Copy out every line that contains the word "Senior".
Start of Listed entries
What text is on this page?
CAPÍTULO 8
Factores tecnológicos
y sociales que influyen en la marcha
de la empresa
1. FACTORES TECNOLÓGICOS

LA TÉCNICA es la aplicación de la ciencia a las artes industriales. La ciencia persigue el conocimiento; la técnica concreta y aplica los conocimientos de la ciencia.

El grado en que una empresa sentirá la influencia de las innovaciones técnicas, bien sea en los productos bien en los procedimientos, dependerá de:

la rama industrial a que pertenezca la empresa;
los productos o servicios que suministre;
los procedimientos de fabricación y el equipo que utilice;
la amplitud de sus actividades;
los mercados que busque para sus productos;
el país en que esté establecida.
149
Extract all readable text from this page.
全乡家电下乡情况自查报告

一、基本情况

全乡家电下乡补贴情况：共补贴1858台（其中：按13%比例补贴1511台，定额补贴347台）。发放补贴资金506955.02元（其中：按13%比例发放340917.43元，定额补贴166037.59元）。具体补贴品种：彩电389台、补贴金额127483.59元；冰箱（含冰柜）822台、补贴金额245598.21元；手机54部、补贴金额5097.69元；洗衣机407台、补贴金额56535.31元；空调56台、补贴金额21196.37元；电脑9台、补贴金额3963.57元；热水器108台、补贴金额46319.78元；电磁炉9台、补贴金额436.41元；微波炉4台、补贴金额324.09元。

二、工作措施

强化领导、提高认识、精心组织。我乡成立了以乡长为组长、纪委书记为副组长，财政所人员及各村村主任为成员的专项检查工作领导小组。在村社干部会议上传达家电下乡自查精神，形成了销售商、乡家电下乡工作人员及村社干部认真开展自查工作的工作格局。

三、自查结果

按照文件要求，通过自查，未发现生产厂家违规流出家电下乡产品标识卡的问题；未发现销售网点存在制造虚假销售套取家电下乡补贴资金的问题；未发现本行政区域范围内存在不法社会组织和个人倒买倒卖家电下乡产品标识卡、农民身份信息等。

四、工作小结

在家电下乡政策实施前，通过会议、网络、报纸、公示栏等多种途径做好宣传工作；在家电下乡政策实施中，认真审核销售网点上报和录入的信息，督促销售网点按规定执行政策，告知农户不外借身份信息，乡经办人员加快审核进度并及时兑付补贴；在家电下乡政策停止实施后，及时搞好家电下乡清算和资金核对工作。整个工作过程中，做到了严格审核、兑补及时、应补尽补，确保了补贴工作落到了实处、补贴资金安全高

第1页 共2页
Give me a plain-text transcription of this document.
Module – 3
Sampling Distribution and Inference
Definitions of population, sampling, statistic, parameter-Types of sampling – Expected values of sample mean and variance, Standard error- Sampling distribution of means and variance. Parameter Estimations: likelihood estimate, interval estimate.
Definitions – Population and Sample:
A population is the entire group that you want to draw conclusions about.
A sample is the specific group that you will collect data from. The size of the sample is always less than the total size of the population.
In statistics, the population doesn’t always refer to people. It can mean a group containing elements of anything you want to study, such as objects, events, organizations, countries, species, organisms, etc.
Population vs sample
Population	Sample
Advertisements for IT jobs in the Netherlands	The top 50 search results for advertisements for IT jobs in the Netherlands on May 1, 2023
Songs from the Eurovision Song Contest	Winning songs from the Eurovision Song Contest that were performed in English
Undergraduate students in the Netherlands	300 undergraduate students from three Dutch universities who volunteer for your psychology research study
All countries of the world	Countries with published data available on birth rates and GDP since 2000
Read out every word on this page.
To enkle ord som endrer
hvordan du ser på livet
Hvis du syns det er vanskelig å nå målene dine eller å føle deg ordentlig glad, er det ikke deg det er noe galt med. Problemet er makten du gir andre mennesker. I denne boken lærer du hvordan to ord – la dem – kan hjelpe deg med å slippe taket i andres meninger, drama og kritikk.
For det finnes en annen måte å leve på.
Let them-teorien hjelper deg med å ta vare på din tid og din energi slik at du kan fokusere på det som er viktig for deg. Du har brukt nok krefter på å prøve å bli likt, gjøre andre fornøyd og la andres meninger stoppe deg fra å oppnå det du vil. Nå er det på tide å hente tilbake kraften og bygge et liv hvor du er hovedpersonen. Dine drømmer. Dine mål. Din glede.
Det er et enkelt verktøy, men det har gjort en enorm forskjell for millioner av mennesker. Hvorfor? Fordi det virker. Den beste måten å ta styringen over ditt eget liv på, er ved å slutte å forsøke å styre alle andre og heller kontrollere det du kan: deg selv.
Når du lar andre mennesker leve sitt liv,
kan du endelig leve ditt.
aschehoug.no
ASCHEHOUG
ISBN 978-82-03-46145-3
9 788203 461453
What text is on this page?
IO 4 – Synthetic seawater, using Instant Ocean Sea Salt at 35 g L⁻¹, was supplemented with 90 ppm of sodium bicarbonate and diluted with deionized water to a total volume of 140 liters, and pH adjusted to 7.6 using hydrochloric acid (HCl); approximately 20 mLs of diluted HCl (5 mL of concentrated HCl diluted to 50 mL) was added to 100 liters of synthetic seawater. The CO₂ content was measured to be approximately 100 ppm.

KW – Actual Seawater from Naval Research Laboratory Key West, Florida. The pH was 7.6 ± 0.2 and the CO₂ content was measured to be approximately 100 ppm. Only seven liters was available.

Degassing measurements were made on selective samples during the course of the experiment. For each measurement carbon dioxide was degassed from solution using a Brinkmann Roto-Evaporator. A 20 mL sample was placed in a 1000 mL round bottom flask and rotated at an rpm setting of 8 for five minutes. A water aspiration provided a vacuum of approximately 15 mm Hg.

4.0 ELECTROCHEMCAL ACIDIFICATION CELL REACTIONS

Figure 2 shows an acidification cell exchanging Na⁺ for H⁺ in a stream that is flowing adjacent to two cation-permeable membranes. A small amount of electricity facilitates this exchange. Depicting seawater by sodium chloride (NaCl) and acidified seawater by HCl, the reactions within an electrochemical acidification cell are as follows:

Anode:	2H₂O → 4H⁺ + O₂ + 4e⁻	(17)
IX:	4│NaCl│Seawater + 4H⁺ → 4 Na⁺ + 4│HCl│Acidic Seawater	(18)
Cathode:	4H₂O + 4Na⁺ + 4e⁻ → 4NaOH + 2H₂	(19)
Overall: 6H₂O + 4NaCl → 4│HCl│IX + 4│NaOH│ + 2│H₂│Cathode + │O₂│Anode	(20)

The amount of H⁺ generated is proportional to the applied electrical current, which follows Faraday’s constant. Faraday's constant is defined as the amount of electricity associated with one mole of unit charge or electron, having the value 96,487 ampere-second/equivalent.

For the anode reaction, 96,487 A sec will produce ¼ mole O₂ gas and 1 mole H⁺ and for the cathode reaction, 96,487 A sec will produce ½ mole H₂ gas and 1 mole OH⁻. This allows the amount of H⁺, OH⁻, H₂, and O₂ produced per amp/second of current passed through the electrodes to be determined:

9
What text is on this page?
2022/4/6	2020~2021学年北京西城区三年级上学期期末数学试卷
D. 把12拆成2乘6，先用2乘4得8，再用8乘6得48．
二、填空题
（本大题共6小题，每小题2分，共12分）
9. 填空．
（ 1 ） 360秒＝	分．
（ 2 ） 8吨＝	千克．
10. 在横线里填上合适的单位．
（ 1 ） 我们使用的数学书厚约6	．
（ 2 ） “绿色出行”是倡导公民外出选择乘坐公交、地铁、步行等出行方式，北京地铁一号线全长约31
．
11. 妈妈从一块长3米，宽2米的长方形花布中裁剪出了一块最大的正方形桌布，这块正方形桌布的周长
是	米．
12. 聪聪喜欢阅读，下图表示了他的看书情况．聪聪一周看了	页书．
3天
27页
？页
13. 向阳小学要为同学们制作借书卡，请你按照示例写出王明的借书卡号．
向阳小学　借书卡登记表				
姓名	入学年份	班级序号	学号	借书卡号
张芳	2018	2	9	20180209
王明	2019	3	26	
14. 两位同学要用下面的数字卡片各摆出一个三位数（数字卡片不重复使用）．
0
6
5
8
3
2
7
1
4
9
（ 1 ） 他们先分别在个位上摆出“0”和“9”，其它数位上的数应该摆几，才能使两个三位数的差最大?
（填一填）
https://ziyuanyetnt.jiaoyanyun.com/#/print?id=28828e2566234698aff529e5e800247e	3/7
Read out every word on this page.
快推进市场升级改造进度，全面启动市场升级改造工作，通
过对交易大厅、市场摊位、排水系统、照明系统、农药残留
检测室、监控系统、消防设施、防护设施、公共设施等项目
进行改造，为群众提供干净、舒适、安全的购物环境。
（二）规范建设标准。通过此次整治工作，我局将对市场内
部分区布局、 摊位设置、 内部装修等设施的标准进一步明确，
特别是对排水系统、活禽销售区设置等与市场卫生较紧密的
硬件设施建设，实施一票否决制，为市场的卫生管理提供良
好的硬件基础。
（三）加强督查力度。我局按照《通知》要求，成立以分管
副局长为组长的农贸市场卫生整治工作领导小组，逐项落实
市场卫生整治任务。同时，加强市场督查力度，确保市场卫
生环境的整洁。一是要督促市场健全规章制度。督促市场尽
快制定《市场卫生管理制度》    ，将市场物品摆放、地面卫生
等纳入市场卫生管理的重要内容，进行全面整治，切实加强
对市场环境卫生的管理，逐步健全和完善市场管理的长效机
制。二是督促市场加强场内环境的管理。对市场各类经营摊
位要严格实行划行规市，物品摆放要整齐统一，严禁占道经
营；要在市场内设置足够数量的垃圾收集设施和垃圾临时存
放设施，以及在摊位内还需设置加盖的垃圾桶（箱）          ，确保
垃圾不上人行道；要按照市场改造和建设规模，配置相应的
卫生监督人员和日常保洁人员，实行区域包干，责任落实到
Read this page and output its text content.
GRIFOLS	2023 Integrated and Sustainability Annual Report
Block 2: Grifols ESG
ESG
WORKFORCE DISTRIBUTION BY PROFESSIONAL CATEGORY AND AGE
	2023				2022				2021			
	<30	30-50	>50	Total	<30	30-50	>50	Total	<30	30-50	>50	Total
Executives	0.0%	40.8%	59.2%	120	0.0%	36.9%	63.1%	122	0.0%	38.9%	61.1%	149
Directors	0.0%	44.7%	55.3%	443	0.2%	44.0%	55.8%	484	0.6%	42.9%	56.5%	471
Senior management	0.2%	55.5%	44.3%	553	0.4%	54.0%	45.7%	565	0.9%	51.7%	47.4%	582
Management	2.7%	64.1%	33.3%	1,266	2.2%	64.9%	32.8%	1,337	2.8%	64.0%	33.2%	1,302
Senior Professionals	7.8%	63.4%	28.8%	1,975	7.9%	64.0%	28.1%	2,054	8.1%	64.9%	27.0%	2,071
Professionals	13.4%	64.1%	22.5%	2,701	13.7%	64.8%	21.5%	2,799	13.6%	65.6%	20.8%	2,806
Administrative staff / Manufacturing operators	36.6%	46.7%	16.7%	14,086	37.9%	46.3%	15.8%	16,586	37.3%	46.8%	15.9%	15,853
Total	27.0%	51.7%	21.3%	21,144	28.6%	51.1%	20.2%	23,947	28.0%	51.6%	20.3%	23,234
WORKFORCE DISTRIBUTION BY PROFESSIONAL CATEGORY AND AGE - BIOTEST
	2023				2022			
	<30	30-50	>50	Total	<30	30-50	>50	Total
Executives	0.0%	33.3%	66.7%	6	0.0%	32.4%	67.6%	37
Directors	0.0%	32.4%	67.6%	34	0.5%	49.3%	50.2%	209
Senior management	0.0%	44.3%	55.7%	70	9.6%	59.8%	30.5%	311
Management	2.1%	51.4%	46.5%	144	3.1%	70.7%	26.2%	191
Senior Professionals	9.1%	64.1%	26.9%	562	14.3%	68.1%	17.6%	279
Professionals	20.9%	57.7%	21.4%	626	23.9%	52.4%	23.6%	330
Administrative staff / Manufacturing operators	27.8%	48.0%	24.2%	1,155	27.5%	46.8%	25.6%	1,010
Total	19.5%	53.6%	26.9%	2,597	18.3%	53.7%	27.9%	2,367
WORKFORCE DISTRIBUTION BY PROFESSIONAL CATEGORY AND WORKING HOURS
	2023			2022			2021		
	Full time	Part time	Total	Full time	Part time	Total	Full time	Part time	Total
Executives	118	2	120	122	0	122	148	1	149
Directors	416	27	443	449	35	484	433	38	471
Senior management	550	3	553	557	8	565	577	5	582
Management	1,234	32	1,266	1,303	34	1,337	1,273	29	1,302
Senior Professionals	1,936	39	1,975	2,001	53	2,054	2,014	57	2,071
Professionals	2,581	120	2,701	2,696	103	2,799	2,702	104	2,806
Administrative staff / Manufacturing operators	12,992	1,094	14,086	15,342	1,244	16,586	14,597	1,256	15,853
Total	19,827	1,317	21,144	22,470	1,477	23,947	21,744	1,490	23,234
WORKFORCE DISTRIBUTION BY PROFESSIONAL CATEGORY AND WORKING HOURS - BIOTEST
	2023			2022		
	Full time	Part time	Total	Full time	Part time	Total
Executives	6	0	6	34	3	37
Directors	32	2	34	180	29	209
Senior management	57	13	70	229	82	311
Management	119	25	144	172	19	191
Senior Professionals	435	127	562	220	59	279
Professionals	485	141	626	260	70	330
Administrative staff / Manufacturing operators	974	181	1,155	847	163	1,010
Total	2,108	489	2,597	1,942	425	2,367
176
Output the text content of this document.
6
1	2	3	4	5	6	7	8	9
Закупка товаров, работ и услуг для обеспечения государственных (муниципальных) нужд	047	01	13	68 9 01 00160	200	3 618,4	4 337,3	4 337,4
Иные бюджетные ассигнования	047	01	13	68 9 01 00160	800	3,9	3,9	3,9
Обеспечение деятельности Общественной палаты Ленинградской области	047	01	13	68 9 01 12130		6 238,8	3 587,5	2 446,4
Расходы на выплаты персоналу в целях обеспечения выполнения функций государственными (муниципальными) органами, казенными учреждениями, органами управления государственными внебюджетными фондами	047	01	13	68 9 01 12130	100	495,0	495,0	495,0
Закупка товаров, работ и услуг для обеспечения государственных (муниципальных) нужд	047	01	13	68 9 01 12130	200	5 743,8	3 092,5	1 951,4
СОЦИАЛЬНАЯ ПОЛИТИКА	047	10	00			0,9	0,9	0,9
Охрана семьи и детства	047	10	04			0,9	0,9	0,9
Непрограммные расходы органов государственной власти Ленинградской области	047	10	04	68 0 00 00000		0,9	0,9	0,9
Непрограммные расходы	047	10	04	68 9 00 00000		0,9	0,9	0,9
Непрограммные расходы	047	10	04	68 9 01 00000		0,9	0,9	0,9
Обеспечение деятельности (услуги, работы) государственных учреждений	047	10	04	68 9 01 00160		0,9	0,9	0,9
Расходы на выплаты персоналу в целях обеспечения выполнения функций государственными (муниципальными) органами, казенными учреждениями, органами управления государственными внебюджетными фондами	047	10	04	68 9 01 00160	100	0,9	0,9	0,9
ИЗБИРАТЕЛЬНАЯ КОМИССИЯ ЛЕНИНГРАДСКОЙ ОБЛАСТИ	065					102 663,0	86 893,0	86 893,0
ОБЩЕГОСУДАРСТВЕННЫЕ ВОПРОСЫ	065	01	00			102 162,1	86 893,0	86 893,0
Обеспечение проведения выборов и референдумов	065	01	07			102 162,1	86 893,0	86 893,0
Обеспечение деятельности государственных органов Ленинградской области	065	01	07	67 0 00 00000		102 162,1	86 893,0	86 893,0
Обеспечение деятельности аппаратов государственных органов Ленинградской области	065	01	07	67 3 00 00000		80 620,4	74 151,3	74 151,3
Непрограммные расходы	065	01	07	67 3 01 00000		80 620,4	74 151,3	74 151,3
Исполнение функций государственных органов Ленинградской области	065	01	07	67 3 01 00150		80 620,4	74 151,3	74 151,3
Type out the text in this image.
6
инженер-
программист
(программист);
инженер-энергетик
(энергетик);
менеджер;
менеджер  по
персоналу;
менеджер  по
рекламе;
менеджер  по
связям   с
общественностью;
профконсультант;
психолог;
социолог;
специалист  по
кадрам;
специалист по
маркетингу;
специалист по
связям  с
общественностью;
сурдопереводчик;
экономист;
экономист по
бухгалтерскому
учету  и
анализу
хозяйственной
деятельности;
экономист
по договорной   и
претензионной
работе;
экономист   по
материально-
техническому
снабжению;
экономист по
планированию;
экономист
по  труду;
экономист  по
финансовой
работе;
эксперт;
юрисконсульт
End of Listed entries
_Solution below_
Senior management	0.2%	55.5%	44.3%	553	0.4%	54.0%	45.7%	565	0.9%	51.7%	47.4%	582
Senior Professionals	7.8%	63.4%	28.8%	1,975	7.9%	64.0%	28.1%	2,054	8.1%	64.9%	27.0%	2,071
Senior management	0.0%	44.3%	55.7%	70	9.6%	59.8%	30.5%	311
Senior Professionals	9.1%	64.1%	26.9%	562	14.3%	68.1%	17.6%	279
Senior management	550	3	553	557	8	565	577	5	582
Senior Professionals	1,936	39	1,975	2,001	53	2,054	2,014	57	2,071
Senior management	57	13	70	229	82	311
Senior Professionals	435	127	562	220	59	279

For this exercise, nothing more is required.